Directions for this task:
Copy the data below word for word, starting at the line that contains "svg-text:Detect: Detect <box>226" and ending at the line that contains "section title Correct <box>5 3 71 19</box>", with both of those lines included.

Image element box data
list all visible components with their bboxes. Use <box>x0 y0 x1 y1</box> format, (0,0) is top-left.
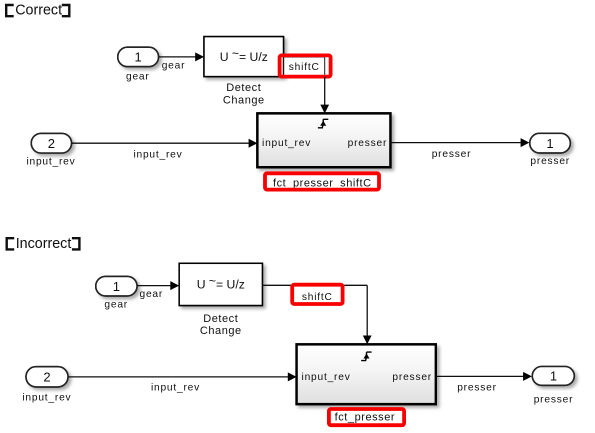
svg-text:Detect: Detect <box>226 82 261 94</box>
svg-text:1: 1 <box>134 50 141 65</box>
svg-text:presser: presser <box>392 372 432 383</box>
block Detect Change (Incorrect) <box>179 263 262 305</box>
svg-text:input_rev: input_rev <box>22 393 71 404</box>
svg-text:Incorrect: Incorrect <box>16 236 72 252</box>
signal label box shiftC (Correct) <box>284 57 325 77</box>
wire Detect Change to corner (Incorrect) <box>263 284 367 286</box>
wire shiftC down to trigger port (Correct) <box>320 77 329 114</box>
svg-text:input_rev: input_rev <box>262 138 311 149</box>
svg-text:input_rev: input_rev <box>302 372 351 383</box>
section title Correct <box>5 3 71 19</box>
svg-text:U ~= U/z: U ~= U/z <box>197 274 245 291</box>
block label Detect Change (Incorrect) <box>200 313 242 337</box>
svg-text:presser: presser <box>534 394 574 405</box>
signal label background shiftC (Incorrect) <box>293 285 343 305</box>
svg-text:shiftC: shiftC <box>302 292 333 303</box>
inport 1 gear (Correct) <box>118 47 159 66</box>
svg-text:U ~= U/z: U ~= U/z <box>220 46 268 63</box>
inport 1 gear (Incorrect) <box>96 276 137 296</box>
outport 1 presser (Incorrect) <box>532 367 574 386</box>
trigger symbol (Incorrect subsystem) <box>361 352 371 361</box>
svg-text:gear: gear <box>162 60 186 71</box>
wire gear to Detect Change (Incorrect) <box>137 281 179 290</box>
svg-text:Correct: Correct <box>15 3 62 19</box>
svg-text:1: 1 <box>546 136 553 151</box>
svg-text:presser: presser <box>348 138 388 149</box>
svg-text:presser: presser <box>530 156 570 167</box>
svg-text:2: 2 <box>43 370 50 385</box>
svg-text:presser: presser <box>432 149 472 160</box>
svg-text:input_rev: input_rev <box>151 383 200 394</box>
svg-text:fct_presser: fct_presser <box>335 411 395 423</box>
svg-text:shiftC: shiftC <box>289 62 320 73</box>
svg-text:2: 2 <box>48 136 55 151</box>
red highlight around fct_presser (Incorrect) <box>329 409 404 425</box>
outport 1 presser (Correct) <box>530 133 571 153</box>
svg-text:gear: gear <box>126 72 150 83</box>
inport 2 input_rev (Incorrect) <box>26 367 68 387</box>
red highlight around fct_presser_shiftC (Correct) <box>265 173 379 189</box>
wire input_rev to subsystem (Incorrect) <box>68 372 296 381</box>
red highlight around shiftC (Correct) <box>280 55 331 76</box>
wire gear to Detect Change (Correct) <box>159 52 204 61</box>
svg-text:input_rev: input_rev <box>133 149 182 160</box>
red highlight around shiftC (Incorrect) <box>292 285 342 304</box>
svg-text:Change: Change <box>200 325 242 337</box>
block Detect Change (Correct) <box>204 37 284 77</box>
svg-text:gear: gear <box>140 289 164 300</box>
svg-text:presser: presser <box>457 382 497 393</box>
svg-text:1: 1 <box>550 368 557 383</box>
svg-text:Change: Change <box>223 95 265 107</box>
svg-text:Detect: Detect <box>203 313 238 325</box>
subsystem fct_presser (Incorrect) <box>297 344 436 404</box>
trigger symbol (Correct subsystem) <box>318 119 328 128</box>
wire input_rev to subsystem (Correct) <box>72 139 258 148</box>
svg-text:input_rev: input_rev <box>26 156 75 167</box>
wire presser to outport (Correct) <box>390 138 529 147</box>
svg-text:fct_presser_shiftC: fct_presser_shiftC <box>273 177 372 189</box>
wire corner down to trigger port (Incorrect) <box>363 285 372 344</box>
inport 2 input_rev (Correct) <box>31 133 71 153</box>
wire presser to outport (Incorrect) <box>436 372 532 381</box>
block label Detect Change (Correct) <box>223 82 265 106</box>
section title Incorrect <box>6 236 81 252</box>
subsystem fct_presser_shiftC (Correct) <box>257 113 390 167</box>
svg-text:gear: gear <box>104 300 128 311</box>
svg-text:1: 1 <box>113 279 120 294</box>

Solution for this task:
svg-text:Detect: Detect <box>226 82 261 94</box>
svg-text:1: 1 <box>134 50 141 65</box>
svg-text:presser: presser <box>392 372 432 383</box>
block Detect Change (Incorrect) <box>179 263 262 305</box>
svg-text:input_rev: input_rev <box>22 393 71 404</box>
svg-text:Incorrect: Incorrect <box>16 236 72 252</box>
signal label box shiftC (Correct) <box>284 57 325 77</box>
wire Detect Change to corner (Incorrect) <box>263 284 367 286</box>
wire shiftC down to trigger port (Correct) <box>320 77 329 114</box>
svg-text:input_rev: input_rev <box>262 138 311 149</box>
svg-text:input_rev: input_rev <box>302 372 351 383</box>
section title Correct <box>5 3 71 19</box>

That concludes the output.